--- Records shown ---
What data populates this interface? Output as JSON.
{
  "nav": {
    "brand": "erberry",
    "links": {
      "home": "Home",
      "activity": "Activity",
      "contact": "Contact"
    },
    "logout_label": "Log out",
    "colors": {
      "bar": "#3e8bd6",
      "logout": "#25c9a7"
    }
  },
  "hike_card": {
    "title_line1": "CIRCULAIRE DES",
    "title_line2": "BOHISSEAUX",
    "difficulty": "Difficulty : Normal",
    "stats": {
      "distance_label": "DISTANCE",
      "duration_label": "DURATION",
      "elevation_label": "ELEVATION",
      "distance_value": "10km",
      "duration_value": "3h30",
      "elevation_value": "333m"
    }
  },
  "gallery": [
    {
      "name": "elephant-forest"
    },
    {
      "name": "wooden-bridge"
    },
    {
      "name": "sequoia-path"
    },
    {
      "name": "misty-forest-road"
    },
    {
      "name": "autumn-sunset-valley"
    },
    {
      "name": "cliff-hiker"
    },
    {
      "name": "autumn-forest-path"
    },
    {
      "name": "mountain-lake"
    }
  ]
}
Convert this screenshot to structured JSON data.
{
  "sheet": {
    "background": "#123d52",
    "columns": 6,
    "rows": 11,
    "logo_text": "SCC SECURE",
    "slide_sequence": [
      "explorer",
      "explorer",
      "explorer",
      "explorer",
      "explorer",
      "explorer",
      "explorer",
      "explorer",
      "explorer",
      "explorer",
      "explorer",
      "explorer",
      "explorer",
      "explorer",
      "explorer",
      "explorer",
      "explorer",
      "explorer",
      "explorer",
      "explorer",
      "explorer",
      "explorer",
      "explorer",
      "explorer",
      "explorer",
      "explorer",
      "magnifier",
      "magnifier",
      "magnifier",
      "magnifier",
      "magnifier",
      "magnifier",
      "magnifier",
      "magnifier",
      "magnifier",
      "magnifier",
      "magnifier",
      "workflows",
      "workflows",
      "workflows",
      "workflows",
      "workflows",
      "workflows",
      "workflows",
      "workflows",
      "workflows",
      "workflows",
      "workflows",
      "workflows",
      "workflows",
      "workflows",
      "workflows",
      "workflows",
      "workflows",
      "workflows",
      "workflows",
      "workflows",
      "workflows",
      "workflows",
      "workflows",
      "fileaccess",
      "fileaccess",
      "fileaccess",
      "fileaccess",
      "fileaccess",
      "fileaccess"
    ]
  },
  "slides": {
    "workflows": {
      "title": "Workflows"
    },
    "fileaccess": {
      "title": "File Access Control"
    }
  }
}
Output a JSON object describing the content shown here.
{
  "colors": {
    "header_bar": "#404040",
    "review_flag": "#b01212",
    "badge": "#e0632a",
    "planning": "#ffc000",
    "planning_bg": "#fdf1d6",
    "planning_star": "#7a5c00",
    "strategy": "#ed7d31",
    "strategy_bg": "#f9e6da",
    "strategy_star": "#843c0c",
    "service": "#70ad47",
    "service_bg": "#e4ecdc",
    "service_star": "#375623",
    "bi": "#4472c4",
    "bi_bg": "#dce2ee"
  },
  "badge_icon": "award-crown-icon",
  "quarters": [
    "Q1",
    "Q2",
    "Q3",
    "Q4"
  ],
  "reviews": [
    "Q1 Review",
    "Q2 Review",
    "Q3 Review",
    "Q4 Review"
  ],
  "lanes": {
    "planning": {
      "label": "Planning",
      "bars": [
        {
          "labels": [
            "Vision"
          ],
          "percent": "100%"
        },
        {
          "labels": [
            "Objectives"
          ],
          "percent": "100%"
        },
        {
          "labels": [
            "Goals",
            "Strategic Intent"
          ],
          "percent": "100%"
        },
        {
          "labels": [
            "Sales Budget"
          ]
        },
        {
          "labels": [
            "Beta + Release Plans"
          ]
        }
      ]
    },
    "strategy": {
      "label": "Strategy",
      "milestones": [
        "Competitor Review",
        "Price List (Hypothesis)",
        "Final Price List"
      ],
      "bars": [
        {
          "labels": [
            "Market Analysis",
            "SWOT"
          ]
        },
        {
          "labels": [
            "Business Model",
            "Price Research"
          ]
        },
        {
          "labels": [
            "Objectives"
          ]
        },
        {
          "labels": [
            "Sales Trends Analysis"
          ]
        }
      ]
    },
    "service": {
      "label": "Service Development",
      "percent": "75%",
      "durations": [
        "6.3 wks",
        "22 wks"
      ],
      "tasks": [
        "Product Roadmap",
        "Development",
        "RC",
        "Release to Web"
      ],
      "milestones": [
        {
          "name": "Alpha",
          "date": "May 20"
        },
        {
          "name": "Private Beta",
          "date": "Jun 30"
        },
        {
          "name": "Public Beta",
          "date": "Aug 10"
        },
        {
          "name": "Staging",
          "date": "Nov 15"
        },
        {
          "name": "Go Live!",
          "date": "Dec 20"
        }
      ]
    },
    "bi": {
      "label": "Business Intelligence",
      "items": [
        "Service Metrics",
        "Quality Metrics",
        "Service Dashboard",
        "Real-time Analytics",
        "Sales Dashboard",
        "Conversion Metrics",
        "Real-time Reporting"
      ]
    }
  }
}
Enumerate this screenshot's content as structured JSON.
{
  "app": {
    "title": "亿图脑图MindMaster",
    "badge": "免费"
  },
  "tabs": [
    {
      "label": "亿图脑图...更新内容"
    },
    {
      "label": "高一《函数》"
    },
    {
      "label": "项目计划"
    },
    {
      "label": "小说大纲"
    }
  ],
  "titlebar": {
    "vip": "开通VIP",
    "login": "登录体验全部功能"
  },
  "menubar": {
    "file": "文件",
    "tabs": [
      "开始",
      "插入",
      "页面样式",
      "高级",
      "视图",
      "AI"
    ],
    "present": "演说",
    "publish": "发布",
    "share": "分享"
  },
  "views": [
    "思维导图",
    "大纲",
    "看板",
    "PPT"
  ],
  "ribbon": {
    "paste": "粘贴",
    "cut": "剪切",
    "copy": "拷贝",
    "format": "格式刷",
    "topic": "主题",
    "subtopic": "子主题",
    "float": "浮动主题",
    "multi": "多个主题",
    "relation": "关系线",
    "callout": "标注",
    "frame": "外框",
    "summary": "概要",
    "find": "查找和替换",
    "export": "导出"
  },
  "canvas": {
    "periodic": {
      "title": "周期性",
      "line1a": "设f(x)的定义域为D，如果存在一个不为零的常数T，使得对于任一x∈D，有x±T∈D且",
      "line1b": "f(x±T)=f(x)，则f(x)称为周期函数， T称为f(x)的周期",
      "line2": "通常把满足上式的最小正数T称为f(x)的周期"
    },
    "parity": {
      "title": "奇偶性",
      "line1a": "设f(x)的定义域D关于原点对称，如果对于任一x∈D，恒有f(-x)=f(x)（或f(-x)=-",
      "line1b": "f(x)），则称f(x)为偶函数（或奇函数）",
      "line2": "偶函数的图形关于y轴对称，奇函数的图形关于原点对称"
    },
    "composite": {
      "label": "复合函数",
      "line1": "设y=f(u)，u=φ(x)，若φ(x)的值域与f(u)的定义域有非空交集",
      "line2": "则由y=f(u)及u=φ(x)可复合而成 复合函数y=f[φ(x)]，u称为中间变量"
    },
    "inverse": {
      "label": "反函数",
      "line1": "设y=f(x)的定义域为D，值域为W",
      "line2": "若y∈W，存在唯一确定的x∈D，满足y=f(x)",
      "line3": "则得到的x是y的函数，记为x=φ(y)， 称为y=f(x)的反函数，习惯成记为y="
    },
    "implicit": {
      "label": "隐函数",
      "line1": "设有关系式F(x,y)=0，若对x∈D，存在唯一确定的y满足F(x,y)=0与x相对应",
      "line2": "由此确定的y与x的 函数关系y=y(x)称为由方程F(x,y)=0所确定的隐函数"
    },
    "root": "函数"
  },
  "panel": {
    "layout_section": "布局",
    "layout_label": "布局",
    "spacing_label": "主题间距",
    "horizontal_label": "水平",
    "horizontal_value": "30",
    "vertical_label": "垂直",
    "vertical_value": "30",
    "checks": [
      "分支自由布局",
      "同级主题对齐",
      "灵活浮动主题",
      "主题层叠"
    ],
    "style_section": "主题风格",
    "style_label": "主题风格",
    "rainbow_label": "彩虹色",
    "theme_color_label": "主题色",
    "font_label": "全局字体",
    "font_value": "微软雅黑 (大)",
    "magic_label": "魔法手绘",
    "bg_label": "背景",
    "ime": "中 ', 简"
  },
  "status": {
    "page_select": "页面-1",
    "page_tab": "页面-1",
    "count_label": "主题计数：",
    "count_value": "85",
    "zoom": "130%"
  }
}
---
▶ **What you have to do**
Copy every line of the entries above in which "Dashboard" occurs.

▶ **Response to this exercise**
        "Service Dashboard",
        "Sales Dashboard",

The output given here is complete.